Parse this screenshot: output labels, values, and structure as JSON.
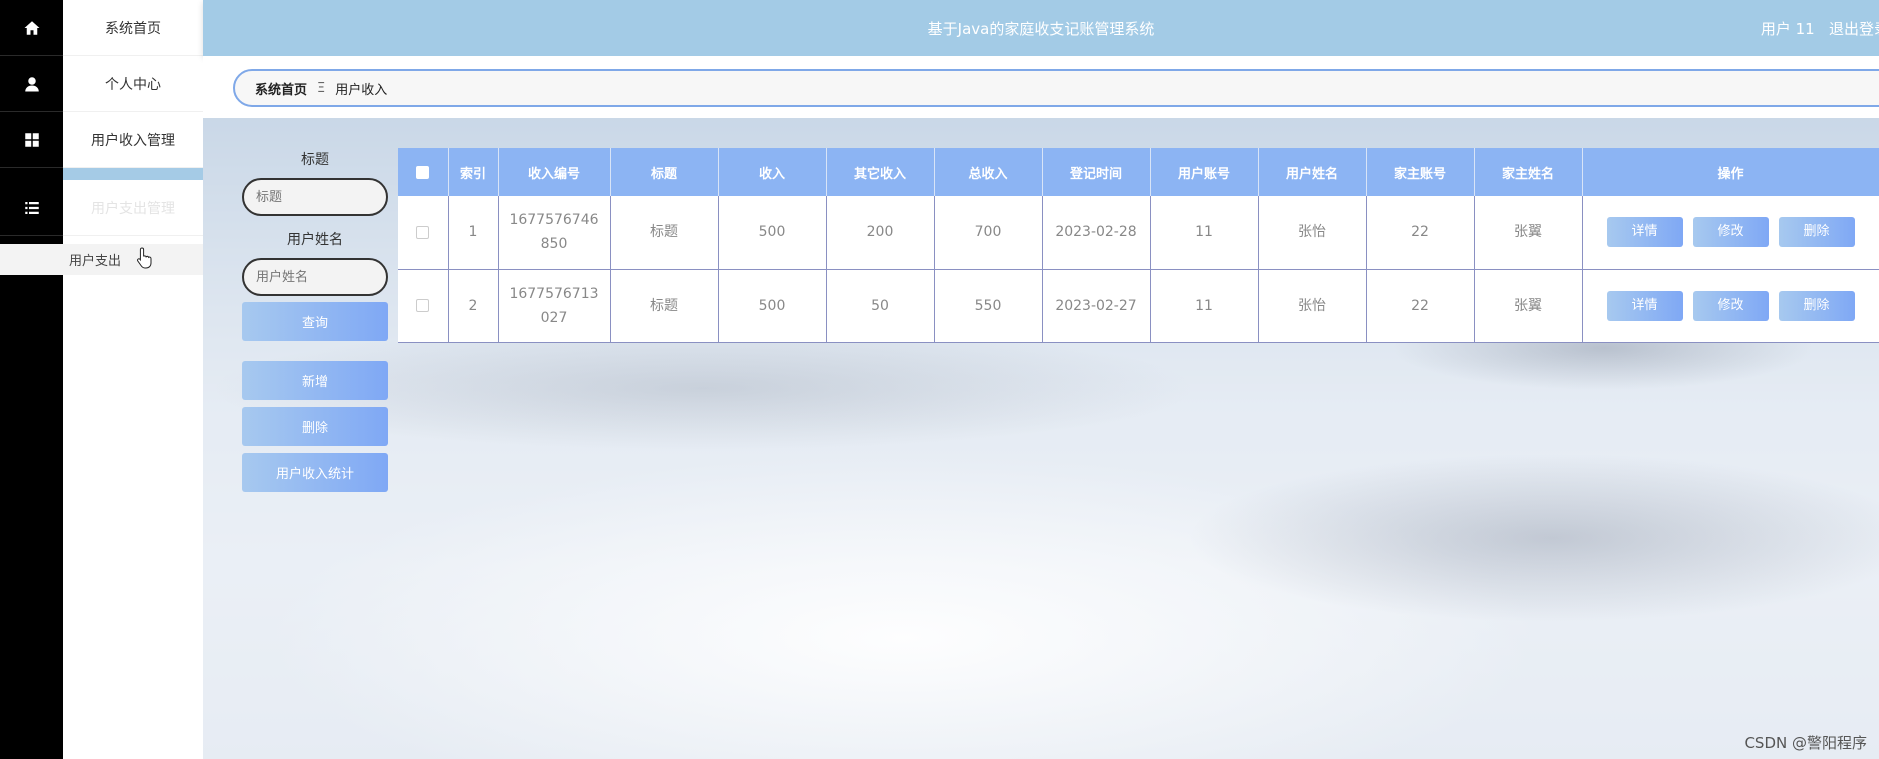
{
  "header": {
    "title": "基于Java的家庭收支记账管理系统",
    "user": "用户 11",
    "logout": "退出登录"
  },
  "menu": {
    "items": [
      {
        "label": "系统首页",
        "icon": "home-icon"
      },
      {
        "label": "个人中心",
        "icon": "user-icon"
      },
      {
        "label": "用户收入管理",
        "icon": "grid-icon"
      },
      {
        "label": "用户支出管理",
        "icon": "list-icon"
      }
    ],
    "submenu_item": "用户支出"
  },
  "breadcrumb": {
    "home": "系统首页",
    "separator": "Ξ",
    "current": "用户收入"
  },
  "search": {
    "title_label": "标题",
    "title_placeholder": "标题",
    "name_label": "用户姓名",
    "name_placeholder": "用户姓名",
    "query_button": "查询",
    "add_button": "新增",
    "delete_button": "删除",
    "stats_button": "用户收入统计"
  },
  "table": {
    "columns": [
      "索引",
      "收入编号",
      "标题",
      "收入",
      "其它收入",
      "总收入",
      "登记时间",
      "用户账号",
      "用户姓名",
      "家主账号",
      "家主姓名",
      "操作"
    ],
    "rows": [
      {
        "index": "1",
        "code": "1677576746850",
        "title": "标题",
        "income": "500",
        "other": "200",
        "total": "700",
        "date": "2023-02-28",
        "account": "11",
        "name": "张怡",
        "owner_account": "22",
        "owner_name": "张翼"
      },
      {
        "index": "2",
        "code": "1677576713027",
        "title": "标题",
        "income": "500",
        "other": "50",
        "total": "550",
        "date": "2023-02-27",
        "account": "11",
        "name": "张怡",
        "owner_account": "22",
        "owner_name": "张翼"
      }
    ],
    "actions": {
      "detail": "详情",
      "edit": "修改",
      "delete": "删除"
    }
  },
  "watermark": "CSDN @警阳程序"
}
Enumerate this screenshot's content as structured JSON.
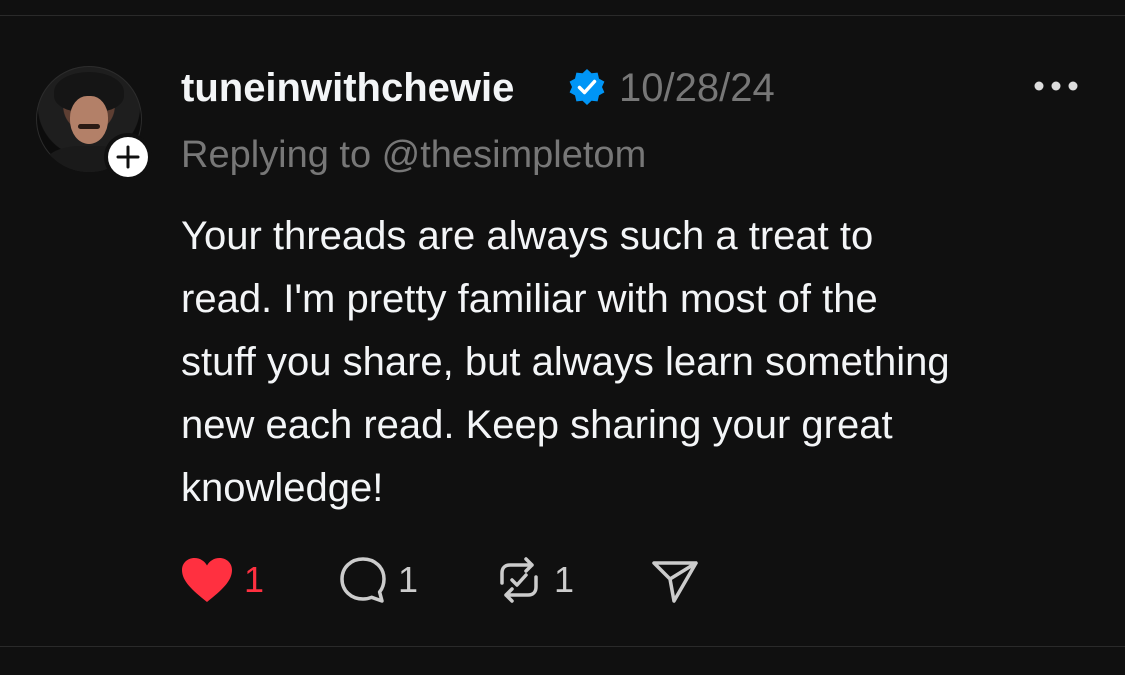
{
  "post": {
    "username": "tuneinwithchewie",
    "verified": true,
    "timestamp": "10/28/24",
    "replying_to": "Replying to @thesimpletom",
    "body": "Your threads are always such a treat to\nread. I'm pretty familiar with most of the\nstuff you share, but always learn something\nnew each read. Keep sharing your great\nknowledge!",
    "avatar_icon": "profile-photo",
    "follow_icon": "plus-icon"
  },
  "actions": {
    "like_count": "1",
    "comment_count": "1",
    "repost_count": "1",
    "like_icon": "heart-icon",
    "comment_icon": "speech-bubble-icon",
    "repost_icon": "repost-icon",
    "share_icon": "send-icon"
  },
  "colors": {
    "background": "#101010",
    "text": "#f3f5f7",
    "muted": "#777777",
    "like": "#ff3040",
    "verified": "#0095f6"
  }
}
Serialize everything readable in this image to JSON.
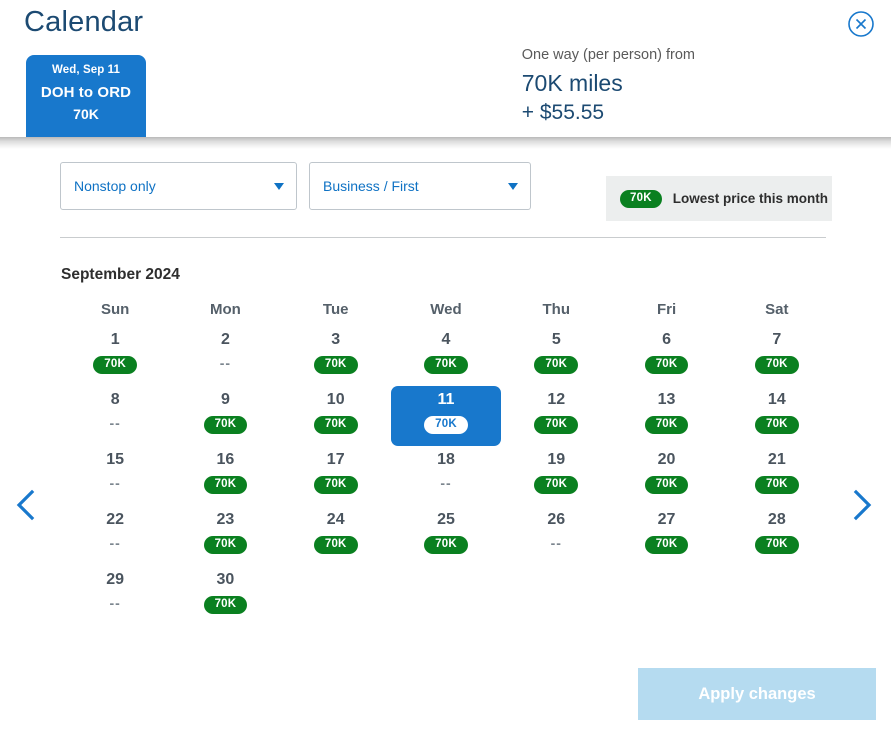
{
  "header": {
    "title": "Calendar",
    "close_icon": "close-circle-icon",
    "flight_tab": {
      "date": "Wed, Sep 11",
      "route": "DOH to ORD",
      "miles": "70K"
    },
    "price": {
      "label": "One way (per person) from",
      "miles": "70K miles",
      "cash": "+ $55.55"
    }
  },
  "filters": {
    "stops": {
      "value": "Nonstop only",
      "icon": "chevron-down-icon"
    },
    "cabin": {
      "value": "Business / First",
      "icon": "chevron-down-icon"
    },
    "legend": {
      "badge": "70K",
      "text": "Lowest price this month"
    }
  },
  "calendar": {
    "month_label": "September 2024",
    "weekdays": [
      "Sun",
      "Mon",
      "Tue",
      "Wed",
      "Thu",
      "Fri",
      "Sat"
    ],
    "prev_icon": "chevron-left-icon",
    "next_icon": "chevron-right-icon",
    "no_price_marker": "--",
    "weeks": [
      [
        {
          "day": "1",
          "price": "70K",
          "available": true,
          "selected": false
        },
        {
          "day": "2",
          "price": "--",
          "available": false,
          "selected": false
        },
        {
          "day": "3",
          "price": "70K",
          "available": true,
          "selected": false
        },
        {
          "day": "4",
          "price": "70K",
          "available": true,
          "selected": false
        },
        {
          "day": "5",
          "price": "70K",
          "available": true,
          "selected": false
        },
        {
          "day": "6",
          "price": "70K",
          "available": true,
          "selected": false
        },
        {
          "day": "7",
          "price": "70K",
          "available": true,
          "selected": false
        }
      ],
      [
        {
          "day": "8",
          "price": "--",
          "available": false,
          "selected": false
        },
        {
          "day": "9",
          "price": "70K",
          "available": true,
          "selected": false
        },
        {
          "day": "10",
          "price": "70K",
          "available": true,
          "selected": false
        },
        {
          "day": "11",
          "price": "70K",
          "available": true,
          "selected": true
        },
        {
          "day": "12",
          "price": "70K",
          "available": true,
          "selected": false
        },
        {
          "day": "13",
          "price": "70K",
          "available": true,
          "selected": false
        },
        {
          "day": "14",
          "price": "70K",
          "available": true,
          "selected": false
        }
      ],
      [
        {
          "day": "15",
          "price": "--",
          "available": false,
          "selected": false
        },
        {
          "day": "16",
          "price": "70K",
          "available": true,
          "selected": false
        },
        {
          "day": "17",
          "price": "70K",
          "available": true,
          "selected": false
        },
        {
          "day": "18",
          "price": "--",
          "available": false,
          "selected": false
        },
        {
          "day": "19",
          "price": "70K",
          "available": true,
          "selected": false
        },
        {
          "day": "20",
          "price": "70K",
          "available": true,
          "selected": false
        },
        {
          "day": "21",
          "price": "70K",
          "available": true,
          "selected": false
        }
      ],
      [
        {
          "day": "22",
          "price": "--",
          "available": false,
          "selected": false
        },
        {
          "day": "23",
          "price": "70K",
          "available": true,
          "selected": false
        },
        {
          "day": "24",
          "price": "70K",
          "available": true,
          "selected": false
        },
        {
          "day": "25",
          "price": "70K",
          "available": true,
          "selected": false
        },
        {
          "day": "26",
          "price": "--",
          "available": false,
          "selected": false
        },
        {
          "day": "27",
          "price": "70K",
          "available": true,
          "selected": false
        },
        {
          "day": "28",
          "price": "70K",
          "available": true,
          "selected": false
        }
      ],
      [
        {
          "day": "29",
          "price": "--",
          "available": false,
          "selected": false
        },
        {
          "day": "30",
          "price": "70K",
          "available": true,
          "selected": false
        },
        {
          "day": "",
          "price": "",
          "available": false,
          "selected": false
        },
        {
          "day": "",
          "price": "",
          "available": false,
          "selected": false
        },
        {
          "day": "",
          "price": "",
          "available": false,
          "selected": false
        },
        {
          "day": "",
          "price": "",
          "available": false,
          "selected": false
        },
        {
          "day": "",
          "price": "",
          "available": false,
          "selected": false
        }
      ]
    ]
  },
  "footer": {
    "apply_label": "Apply changes"
  },
  "colors": {
    "brand_blue": "#1878cc",
    "link_blue": "#0f72c4",
    "title_navy": "#1c4a72",
    "price_green": "#0a8020",
    "apply_disabled": "#b5dbf0"
  }
}
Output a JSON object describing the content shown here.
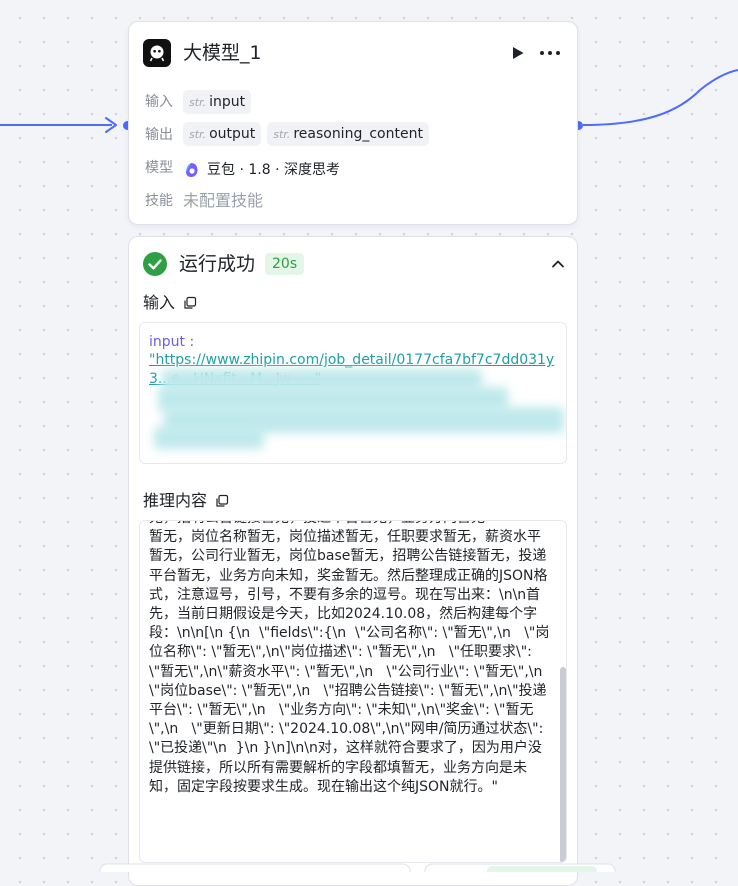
{
  "node": {
    "title": "大模型_1",
    "labels": {
      "input": "输入",
      "output": "输出",
      "model": "模型",
      "skills": "技能"
    },
    "input_params": [
      {
        "type": "str.",
        "name": "input"
      }
    ],
    "output_params": [
      {
        "type": "str.",
        "name": "output"
      },
      {
        "type": "str.",
        "name": "reasoning_content"
      }
    ],
    "model": {
      "icon": "doubao-logo-icon",
      "name": "豆包 · 1.8 · 深度思考"
    },
    "skills_value": "未配置技能"
  },
  "result": {
    "status": "运行成功",
    "duration": "20s",
    "input_title": "输入",
    "input_key": "input :",
    "input_value": "\"https://www.zhipin.com/job_detail/0177cfa7bf7c7dd031y3...e...HNxfit...M...Jw~~\"",
    "reasoning_title": "推理内容",
    "reasoning_text": "无，招聘公告链接暂无，投递平台暂无，业务方向暂无\n暂无，岗位名称暂无，岗位描述暂无，任职要求暂无，薪资水平暂无，公司行业暂无，岗位base暂无，招聘公告链接暂无，投递平台暂无，业务方向未知，奖金暂无。然后整理成正确的JSON格式，注意逗号，引号，不要有多余的逗号。现在写出来：\\n\\n首先，当前日期假设是今天，比如2024.10.08，然后构建每个字段：\\n\\n[\\n {\\n  \\\"fields\\\":{\\n  \\\"公司名称\\\": \\\"暂无\\\",\\n   \\\"岗位名称\\\": \\\"暂无\\\",\\n\\\"岗位描述\\\": \\\"暂无\\\",\\n   \\\"任职要求\\\": \\\"暂无\\\",\\n\\\"薪资水平\\\": \\\"暂无\\\",\\n   \\\"公司行业\\\": \\\"暂无\\\",\\n\\\"岗位base\\\": \\\"暂无\\\",\\n   \\\"招聘公告链接\\\": \\\"暂无\\\",\\n\\\"投递平台\\\": \\\"暂无\\\",\\n   \\\"业务方向\\\": \\\"未知\\\",\\n\\\"奖金\\\": \\\"暂无\\\",\\n   \\\"更新日期\\\": \\\"2024.10.08\\\",\\n\\\"网申/简历通过状态\\\": \\\"已投递\\\"\\n  }\\n }\\n]\\n\\n对，这样就符合要求了，因为用户没提供链接，所以所有需要解析的字段都填暂无，业务方向是未知，固定字段按要求生成。现在输出这个纯JSON就行。\""
  },
  "colors": {
    "accent": "#4d6bfe",
    "success": "#2ea043",
    "link": "#1a9ea7",
    "key": "#6b5cf0"
  }
}
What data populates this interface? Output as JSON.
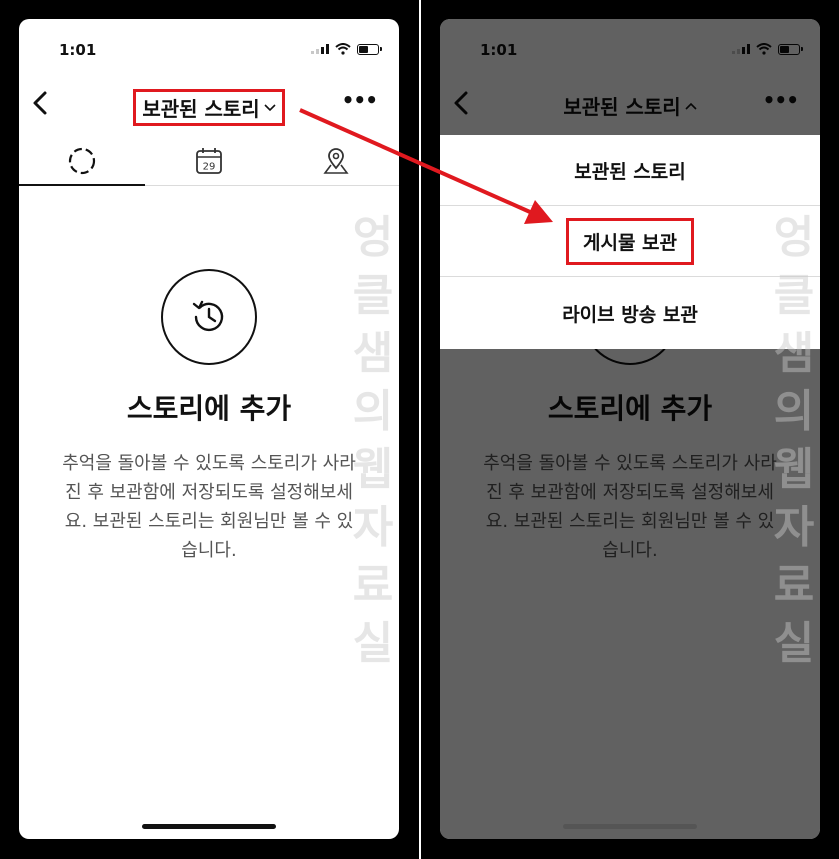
{
  "status": {
    "time": "1:01"
  },
  "header": {
    "title": "보관된 스토리"
  },
  "empty_state": {
    "title": "스토리에 추가",
    "description": "추억을 돌아볼 수 있도록 스토리가 사라진 후 보관함에 저장되도록 설정해보세요. 보관된 스토리는 회원님만 볼 수 있습니다."
  },
  "tabs": [
    {
      "icon": "story-ring-icon"
    },
    {
      "icon": "calendar-icon",
      "label": "29"
    },
    {
      "icon": "location-pin-icon"
    }
  ],
  "dropdown": {
    "items": [
      {
        "label": "보관된 스토리"
      },
      {
        "label": "게시물 보관"
      },
      {
        "label": "라이브 방송 보관"
      }
    ]
  },
  "watermark": "엉클샘의웹자료실",
  "colors": {
    "highlight": "#e0191f",
    "overlay": "rgba(0,0,0,0.62)"
  }
}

* TASK DIRECTIONS
Retype word for word the span of lines above that begins with the line containing "What data populates" and ends with the last line of the records; skip all pictures.

* RESPONSE TO THIS TASK
What data populates this interface? Output as JSON.
{
  "status": {
    "time": "1:01"
  },
  "header": {
    "title": "보관된 스토리"
  },
  "empty_state": {
    "title": "스토리에 추가",
    "description": "추억을 돌아볼 수 있도록 스토리가 사라진 후 보관함에 저장되도록 설정해보세요. 보관된 스토리는 회원님만 볼 수 있습니다."
  },
  "tabs": [
    {
      "icon": "story-ring-icon"
    },
    {
      "icon": "calendar-icon",
      "label": "29"
    },
    {
      "icon": "location-pin-icon"
    }
  ],
  "dropdown": {
    "items": [
      {
        "label": "보관된 스토리"
      },
      {
        "label": "게시물 보관"
      },
      {
        "label": "라이브 방송 보관"
      }
    ]
  },
  "watermark": "엉클샘의웹자료실",
  "colors": {
    "highlight": "#e0191f",
    "overlay": "rgba(0,0,0,0.62)"
  }
}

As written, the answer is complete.